YOUR INSTRUCTIONS:
All entries below need to be written out exactly, but without their pictures.
— begin INPUT —
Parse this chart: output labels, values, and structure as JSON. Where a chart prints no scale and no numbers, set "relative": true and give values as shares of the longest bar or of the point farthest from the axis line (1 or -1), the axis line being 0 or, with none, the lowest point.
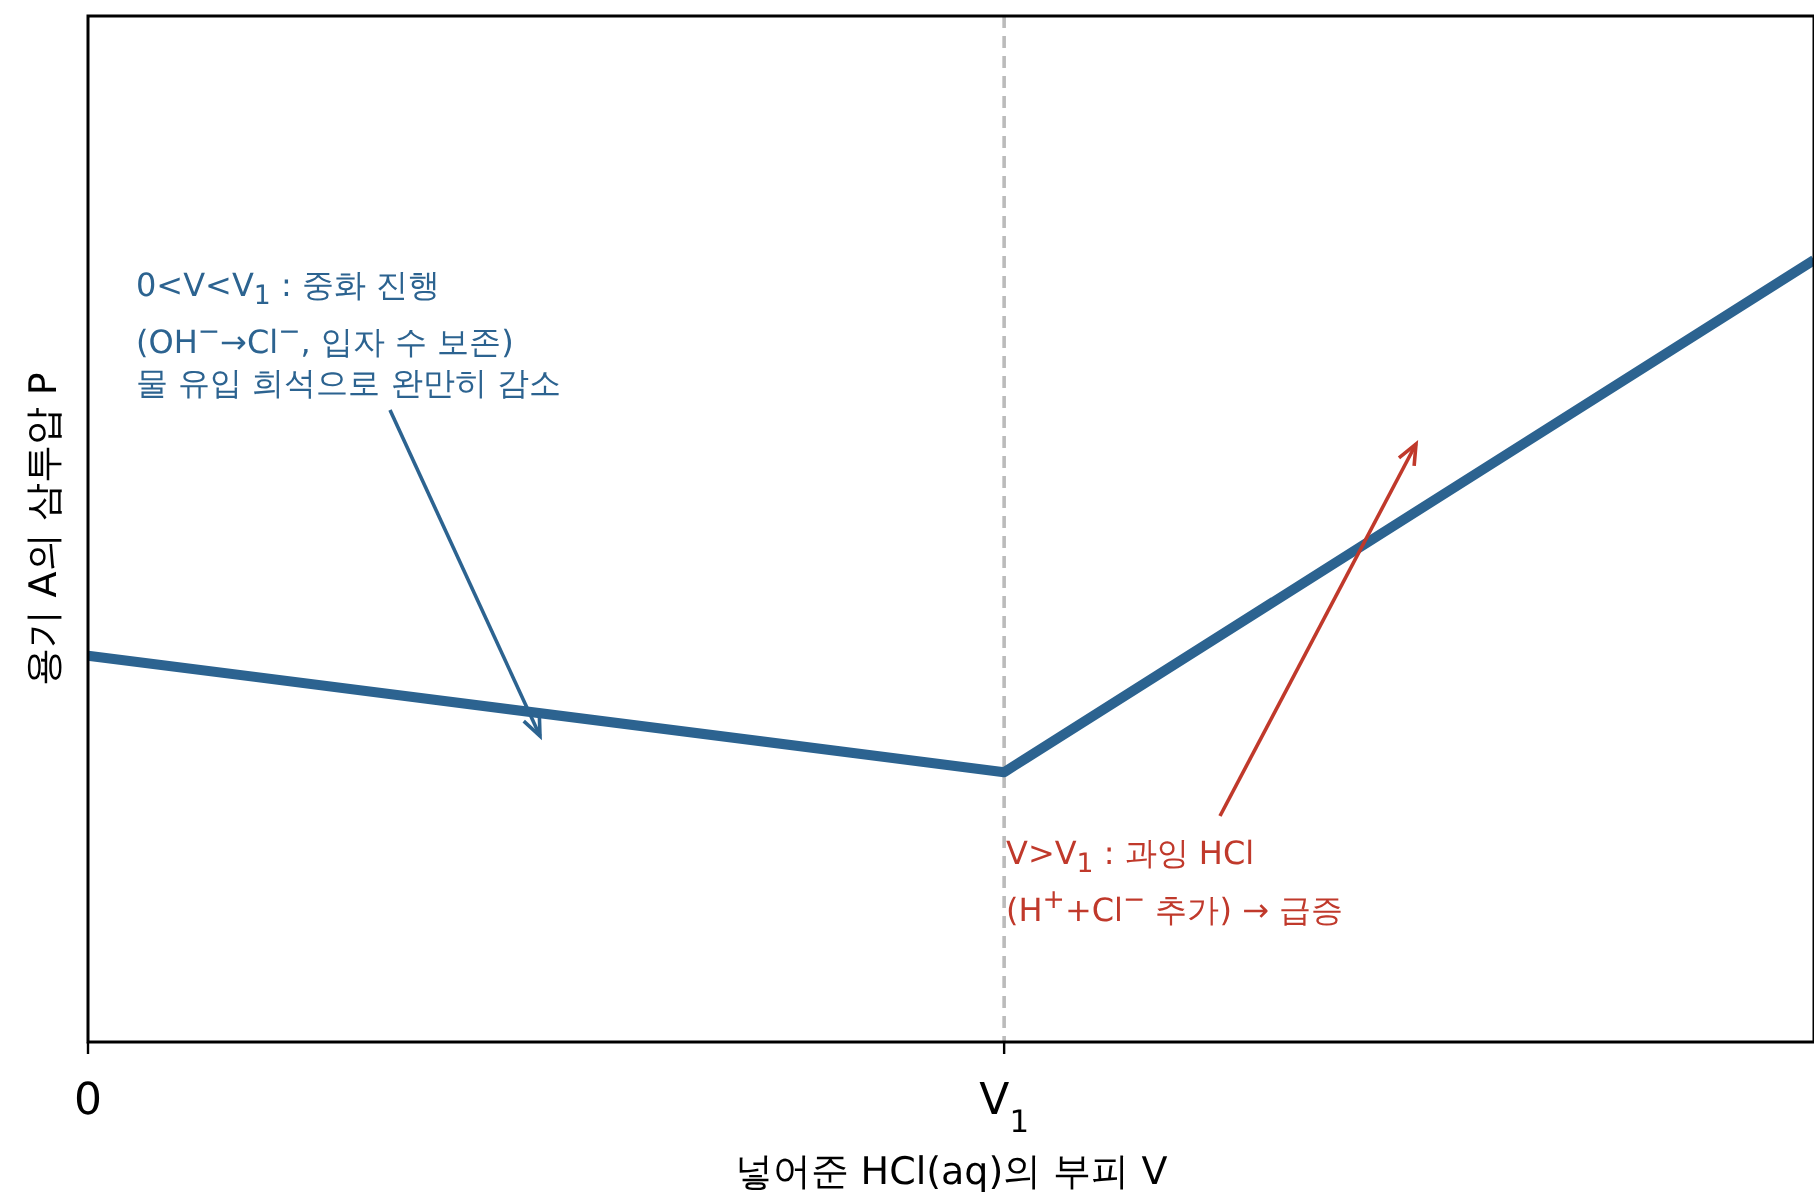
{
  "chart_data": {
    "type": "line",
    "relative": true,
    "xlabel": "넣어준 HCl(aq)의 부피  V",
    "ylabel": "용기 A의 삼투압  P",
    "x": [
      0,
      1,
      1.884
    ],
    "xlim": [
      0,
      1.884
    ],
    "xticks": [
      {
        "value": 0,
        "label": "0"
      },
      {
        "value": 1,
        "label": "V$_{1}$"
      }
    ],
    "series": [
      {
        "color": "#2c6390",
        "values": [
          0.494,
          0.345,
          1
        ]
      }
    ],
    "marker": "none",
    "line_style": "solid",
    "grid": false,
    "ref_lines": [
      {
        "axis": "x",
        "value": 1,
        "color": "#bbbbbb",
        "line_style": "dashed"
      }
    ],
    "annotations": [
      "0<V<V$_{1}$ : 중화 진행\n(OH$^{−}$→Cl$^{−}$, 입자 수 보존)\n물 유입 희석으로 완만히 감소",
      "V>V$_{1}$ : 과잉 HCl\n(H$^{+}$+Cl$^{−}$ 추가) → 급증"
    ]
  }
}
— end INPUT —
EXPECTED ANSWER:
Parse this chart: output labels, values, and structure as JSON. Where a chart prints no scale and no numbers, set "relative": true and give values as shares of the longest bar or of the point farthest from the axis line (1 or -1), the axis line being 0 or, with none, the lowest point.
{
  "chart_data": {
    "type": "line",
    "relative": true,
    "xlabel": "넣어준 HCl(aq)의 부피  V",
    "ylabel": "용기 A의 삼투압  P",
    "x": [
      0,
      1,
      1.884
    ],
    "xlim": [
      0,
      1.884
    ],
    "xticks": [
      {
        "value": 0,
        "label": "0"
      },
      {
        "value": 1,
        "label": "V$_{1}$"
      }
    ],
    "series": [
      {
        "color": "#2c6390",
        "values": [
          0.494,
          0.345,
          1
        ]
      }
    ],
    "marker": "none",
    "line_style": "solid",
    "grid": false,
    "ref_lines": [
      {
        "axis": "x",
        "value": 1,
        "color": "#bbbbbb",
        "line_style": "dashed"
      }
    ],
    "annotations": [
      "0<V<V$_{1}$ : 중화 진행\n(OH$^{−}$→Cl$^{−}$, 입자 수 보존)\n물 유입 희석으로 완만히 감소",
      "V>V$_{1}$ : 과잉 HCl\n(H$^{+}$+Cl$^{−}$ 추가) → 급증"
    ]
  }
}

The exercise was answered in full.